## Task requirements:
Copy each line that holds "населения".

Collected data
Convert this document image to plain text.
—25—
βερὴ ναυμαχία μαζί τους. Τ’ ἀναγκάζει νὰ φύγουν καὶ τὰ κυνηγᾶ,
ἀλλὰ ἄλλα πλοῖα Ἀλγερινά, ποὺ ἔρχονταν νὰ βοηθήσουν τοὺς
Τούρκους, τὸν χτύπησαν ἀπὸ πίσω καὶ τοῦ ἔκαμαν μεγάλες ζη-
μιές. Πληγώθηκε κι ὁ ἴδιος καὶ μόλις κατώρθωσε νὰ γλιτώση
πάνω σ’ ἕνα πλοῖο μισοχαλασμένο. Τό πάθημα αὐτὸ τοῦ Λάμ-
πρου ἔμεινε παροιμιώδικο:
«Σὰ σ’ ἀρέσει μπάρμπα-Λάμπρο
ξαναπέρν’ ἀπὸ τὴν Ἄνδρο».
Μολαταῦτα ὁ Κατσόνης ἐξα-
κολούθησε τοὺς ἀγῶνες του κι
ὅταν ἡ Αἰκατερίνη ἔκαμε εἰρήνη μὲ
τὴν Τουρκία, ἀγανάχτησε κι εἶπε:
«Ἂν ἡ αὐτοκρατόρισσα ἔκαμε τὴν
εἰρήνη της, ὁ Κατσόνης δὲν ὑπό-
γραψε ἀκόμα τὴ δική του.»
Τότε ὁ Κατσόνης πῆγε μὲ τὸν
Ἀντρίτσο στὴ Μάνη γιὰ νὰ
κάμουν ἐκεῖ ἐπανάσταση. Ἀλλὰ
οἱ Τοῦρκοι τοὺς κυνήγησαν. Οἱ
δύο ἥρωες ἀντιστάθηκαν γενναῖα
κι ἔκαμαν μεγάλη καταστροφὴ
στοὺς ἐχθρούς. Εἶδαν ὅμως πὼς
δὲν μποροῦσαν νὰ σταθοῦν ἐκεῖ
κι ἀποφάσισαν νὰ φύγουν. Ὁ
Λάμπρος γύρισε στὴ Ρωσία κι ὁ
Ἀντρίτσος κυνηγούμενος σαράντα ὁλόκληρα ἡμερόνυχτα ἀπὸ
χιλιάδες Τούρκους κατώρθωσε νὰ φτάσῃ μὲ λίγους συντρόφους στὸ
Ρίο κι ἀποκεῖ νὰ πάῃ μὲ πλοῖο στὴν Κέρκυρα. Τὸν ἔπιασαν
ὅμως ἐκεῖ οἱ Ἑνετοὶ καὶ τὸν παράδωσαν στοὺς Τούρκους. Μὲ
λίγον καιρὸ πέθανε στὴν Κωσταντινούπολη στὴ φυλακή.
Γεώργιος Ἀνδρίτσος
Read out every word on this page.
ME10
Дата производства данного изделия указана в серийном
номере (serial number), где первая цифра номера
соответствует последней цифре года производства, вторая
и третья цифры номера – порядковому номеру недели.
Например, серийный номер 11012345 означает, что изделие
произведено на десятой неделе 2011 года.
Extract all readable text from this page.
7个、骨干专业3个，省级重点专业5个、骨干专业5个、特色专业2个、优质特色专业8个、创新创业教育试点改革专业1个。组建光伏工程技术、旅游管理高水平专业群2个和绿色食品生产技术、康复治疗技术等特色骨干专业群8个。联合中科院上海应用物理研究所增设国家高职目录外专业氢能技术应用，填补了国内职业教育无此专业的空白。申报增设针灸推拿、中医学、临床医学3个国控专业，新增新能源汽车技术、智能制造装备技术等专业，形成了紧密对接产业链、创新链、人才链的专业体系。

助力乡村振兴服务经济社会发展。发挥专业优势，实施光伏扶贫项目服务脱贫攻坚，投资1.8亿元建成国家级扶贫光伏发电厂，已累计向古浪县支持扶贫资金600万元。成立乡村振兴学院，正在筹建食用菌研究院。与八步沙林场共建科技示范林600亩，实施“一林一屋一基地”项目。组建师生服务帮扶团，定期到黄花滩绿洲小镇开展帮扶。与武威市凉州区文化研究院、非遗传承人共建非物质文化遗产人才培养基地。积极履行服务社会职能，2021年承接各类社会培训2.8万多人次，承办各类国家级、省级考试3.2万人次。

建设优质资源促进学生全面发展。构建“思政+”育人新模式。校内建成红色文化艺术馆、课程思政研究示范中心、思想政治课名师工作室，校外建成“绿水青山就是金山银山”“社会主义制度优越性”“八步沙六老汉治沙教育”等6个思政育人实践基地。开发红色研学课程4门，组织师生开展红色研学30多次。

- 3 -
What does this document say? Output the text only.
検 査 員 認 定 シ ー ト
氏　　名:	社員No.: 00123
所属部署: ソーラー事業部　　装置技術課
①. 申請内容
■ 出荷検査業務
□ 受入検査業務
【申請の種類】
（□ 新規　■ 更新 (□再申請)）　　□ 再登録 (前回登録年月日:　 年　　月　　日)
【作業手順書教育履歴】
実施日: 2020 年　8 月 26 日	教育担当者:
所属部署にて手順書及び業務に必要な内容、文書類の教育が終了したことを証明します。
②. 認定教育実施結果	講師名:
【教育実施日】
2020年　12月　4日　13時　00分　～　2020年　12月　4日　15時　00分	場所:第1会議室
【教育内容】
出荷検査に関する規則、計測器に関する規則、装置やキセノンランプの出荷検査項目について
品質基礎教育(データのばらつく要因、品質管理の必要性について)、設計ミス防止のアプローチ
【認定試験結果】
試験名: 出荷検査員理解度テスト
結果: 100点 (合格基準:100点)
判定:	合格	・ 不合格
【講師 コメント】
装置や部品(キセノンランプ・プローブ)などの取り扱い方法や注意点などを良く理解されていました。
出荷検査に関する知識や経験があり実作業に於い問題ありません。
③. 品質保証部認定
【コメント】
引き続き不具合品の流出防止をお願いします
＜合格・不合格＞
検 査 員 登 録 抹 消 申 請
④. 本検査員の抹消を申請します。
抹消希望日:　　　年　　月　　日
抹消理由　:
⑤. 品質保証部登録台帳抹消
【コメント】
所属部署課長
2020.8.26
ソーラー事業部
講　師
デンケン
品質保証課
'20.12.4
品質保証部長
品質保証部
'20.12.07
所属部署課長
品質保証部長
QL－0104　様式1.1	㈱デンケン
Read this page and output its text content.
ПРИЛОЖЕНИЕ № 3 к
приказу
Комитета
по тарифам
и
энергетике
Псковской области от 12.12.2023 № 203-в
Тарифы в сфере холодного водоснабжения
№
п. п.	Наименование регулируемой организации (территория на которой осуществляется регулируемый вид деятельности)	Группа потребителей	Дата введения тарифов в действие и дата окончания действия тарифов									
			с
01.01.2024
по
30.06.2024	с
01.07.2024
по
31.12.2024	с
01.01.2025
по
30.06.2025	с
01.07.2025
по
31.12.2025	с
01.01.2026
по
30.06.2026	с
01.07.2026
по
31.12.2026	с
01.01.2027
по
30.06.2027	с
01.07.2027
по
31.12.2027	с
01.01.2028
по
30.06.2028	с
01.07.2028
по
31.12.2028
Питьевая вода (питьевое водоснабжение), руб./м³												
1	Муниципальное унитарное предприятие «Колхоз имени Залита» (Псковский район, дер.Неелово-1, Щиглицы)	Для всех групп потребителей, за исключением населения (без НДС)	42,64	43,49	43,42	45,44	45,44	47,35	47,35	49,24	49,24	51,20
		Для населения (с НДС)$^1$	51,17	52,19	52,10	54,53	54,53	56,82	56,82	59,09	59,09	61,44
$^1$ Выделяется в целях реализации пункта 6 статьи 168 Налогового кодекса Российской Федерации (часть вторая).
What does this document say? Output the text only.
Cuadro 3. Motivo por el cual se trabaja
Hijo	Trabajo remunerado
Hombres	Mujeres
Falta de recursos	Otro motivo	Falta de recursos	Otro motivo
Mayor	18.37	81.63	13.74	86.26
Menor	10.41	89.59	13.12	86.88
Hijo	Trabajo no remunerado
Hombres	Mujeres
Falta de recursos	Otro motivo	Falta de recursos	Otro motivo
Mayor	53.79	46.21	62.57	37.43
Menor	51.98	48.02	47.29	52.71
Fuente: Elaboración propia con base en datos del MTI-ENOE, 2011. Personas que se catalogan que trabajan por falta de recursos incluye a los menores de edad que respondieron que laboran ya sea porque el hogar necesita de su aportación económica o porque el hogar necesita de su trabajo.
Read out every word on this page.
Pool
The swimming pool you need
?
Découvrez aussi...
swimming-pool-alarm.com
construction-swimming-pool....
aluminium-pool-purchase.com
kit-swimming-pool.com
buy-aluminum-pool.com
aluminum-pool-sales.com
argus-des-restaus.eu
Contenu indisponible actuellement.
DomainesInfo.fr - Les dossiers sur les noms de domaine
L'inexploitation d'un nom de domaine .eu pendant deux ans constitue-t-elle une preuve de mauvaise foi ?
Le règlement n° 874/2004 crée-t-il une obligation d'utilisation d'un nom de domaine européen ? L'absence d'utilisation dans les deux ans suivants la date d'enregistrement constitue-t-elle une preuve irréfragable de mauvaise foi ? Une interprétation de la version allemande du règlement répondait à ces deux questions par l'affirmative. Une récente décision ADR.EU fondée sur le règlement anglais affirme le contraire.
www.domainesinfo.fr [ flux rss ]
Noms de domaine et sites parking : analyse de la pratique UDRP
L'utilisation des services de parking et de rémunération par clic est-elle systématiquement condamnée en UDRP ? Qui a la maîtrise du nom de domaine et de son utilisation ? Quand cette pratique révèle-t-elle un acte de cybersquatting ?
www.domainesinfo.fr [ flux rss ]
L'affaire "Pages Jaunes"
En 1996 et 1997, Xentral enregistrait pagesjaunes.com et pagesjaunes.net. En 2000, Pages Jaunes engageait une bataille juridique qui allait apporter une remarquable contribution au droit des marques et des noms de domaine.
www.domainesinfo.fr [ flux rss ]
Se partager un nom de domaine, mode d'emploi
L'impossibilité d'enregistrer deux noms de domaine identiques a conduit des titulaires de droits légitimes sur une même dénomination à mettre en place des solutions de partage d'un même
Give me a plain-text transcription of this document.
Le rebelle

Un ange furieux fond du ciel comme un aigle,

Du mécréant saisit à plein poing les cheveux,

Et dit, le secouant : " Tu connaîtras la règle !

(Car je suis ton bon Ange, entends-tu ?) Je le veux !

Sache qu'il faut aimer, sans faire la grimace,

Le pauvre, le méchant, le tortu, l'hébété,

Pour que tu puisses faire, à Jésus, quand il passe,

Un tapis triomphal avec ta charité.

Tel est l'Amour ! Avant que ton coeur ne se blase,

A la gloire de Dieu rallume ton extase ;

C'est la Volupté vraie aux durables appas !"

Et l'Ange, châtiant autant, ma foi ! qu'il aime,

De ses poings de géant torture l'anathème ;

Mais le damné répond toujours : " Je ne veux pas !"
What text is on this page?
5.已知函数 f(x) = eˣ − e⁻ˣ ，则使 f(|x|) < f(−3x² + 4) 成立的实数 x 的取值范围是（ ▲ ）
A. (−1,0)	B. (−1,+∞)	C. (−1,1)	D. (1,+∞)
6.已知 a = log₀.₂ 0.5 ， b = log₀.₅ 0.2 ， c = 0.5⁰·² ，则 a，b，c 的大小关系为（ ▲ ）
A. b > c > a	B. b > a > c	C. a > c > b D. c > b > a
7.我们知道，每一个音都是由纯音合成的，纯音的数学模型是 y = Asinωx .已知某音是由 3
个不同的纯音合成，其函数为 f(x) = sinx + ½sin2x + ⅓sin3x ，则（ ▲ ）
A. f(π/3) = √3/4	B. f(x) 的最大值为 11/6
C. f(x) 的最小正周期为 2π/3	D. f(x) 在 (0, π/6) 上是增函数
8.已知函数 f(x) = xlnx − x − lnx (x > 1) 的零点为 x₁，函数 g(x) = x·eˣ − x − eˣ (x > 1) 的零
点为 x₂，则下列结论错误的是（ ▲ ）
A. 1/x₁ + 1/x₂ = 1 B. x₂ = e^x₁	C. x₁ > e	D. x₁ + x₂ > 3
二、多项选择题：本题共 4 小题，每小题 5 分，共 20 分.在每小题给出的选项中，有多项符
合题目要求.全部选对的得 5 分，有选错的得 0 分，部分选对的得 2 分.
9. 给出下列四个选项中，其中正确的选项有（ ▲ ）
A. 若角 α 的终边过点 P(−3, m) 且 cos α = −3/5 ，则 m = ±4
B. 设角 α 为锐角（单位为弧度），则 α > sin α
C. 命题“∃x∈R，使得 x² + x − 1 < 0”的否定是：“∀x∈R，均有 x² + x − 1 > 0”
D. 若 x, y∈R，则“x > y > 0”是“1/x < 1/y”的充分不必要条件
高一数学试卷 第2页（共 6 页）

## Written response:
1	Муниципальное унитарное предприятие «Колхоз имени Залита» (Псковский район, дер.Неелово-1, Щиглицы)	Для всех групп потребителей, за исключением населения (без НДС)	42,64	43,49	43,42	45,44	45,44	47,35	47,35	49,24	49,24	51,20
		Для населения (с НДС)$^1$	51,17	52,19	52,10	54,53	54,53	56,82	56,82	59,09	59,09	61,44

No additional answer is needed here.